Exercise task
Return each line of the material verbatim.

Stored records
※

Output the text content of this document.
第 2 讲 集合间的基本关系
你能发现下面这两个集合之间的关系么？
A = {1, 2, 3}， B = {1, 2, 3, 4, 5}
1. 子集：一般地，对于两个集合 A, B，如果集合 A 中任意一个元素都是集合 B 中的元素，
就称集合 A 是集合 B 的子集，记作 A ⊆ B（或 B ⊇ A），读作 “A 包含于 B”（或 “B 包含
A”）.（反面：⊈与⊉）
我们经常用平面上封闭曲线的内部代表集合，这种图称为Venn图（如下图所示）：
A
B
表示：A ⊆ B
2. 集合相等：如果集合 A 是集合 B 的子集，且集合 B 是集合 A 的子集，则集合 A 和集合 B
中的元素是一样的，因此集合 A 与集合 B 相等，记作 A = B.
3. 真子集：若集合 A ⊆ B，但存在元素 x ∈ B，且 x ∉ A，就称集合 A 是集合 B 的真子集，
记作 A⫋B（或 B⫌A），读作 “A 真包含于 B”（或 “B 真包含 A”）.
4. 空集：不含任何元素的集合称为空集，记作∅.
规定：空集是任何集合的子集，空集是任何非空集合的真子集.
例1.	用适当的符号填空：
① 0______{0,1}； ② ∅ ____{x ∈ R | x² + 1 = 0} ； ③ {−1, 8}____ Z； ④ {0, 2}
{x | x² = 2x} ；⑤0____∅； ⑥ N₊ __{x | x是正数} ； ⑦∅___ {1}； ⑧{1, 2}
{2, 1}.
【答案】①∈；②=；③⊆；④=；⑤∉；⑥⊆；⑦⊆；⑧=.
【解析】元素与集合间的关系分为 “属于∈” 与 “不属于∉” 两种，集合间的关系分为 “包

※

Response
Output the text content of this document.
第 2 讲 集合间的基本关系
你能发现下面这两个集合之间的关系么？
A = {1, 2, 3}， B = {1, 2, 3, 4, 5}
1. 子集：一般地，对于两个集合 A, B，如果集合 A 中任意一个元素都是集合 B 中的元素，
就称集合 A 是集合 B 的子集，记作 A ⊆ B（或 B ⊇ A），读作 “A 包含于 B”（或 “B 包含
A”）.（反面：⊈与⊉）
我们经常用平面上封闭曲线的内部代表集合，这种图称为Venn图（如下图所示）：
A
B
表示：A ⊆ B
2. 集合相等：如果集合 A 是集合 B 的子集，且集合 B 是集合 A 的子集，则集合 A 和集合 B
中的元素是一样的，因此集合 A 与集合 B 相等，记作 A = B.
3. 真子集：若集合 A ⊆ B，但存在元素 x ∈ B，且 x ∉ A，就称集合 A 是集合 B 的真子集，
记作 A⫋B（或 B⫌A），读作 “A 真包含于 B”（或 “B 真包含 A”）.
4. 空集：不含任何元素的集合称为空集，记作∅.
规定：空集是任何集合的子集，空集是任何非空集合的真子集.
例1.	用适当的符号填空：
① 0______{0,1}； ② ∅ ____{x ∈ R | x² + 1 = 0} ； ③ {−1, 8}____ Z； ④ {0, 2}
{x | x² = 2x} ；⑤0____∅； ⑥ N₊ __{x | x是正数} ； ⑦∅___ {1}； ⑧{1, 2}
{2, 1}.
【答案】①∈；②=；③⊆；④=；⑤∉；⑥⊆；⑦⊆；⑧=.
【解析】元素与集合间的关系分为 “属于∈” 与 “不属于∉” 两种，集合间的关系分为 “包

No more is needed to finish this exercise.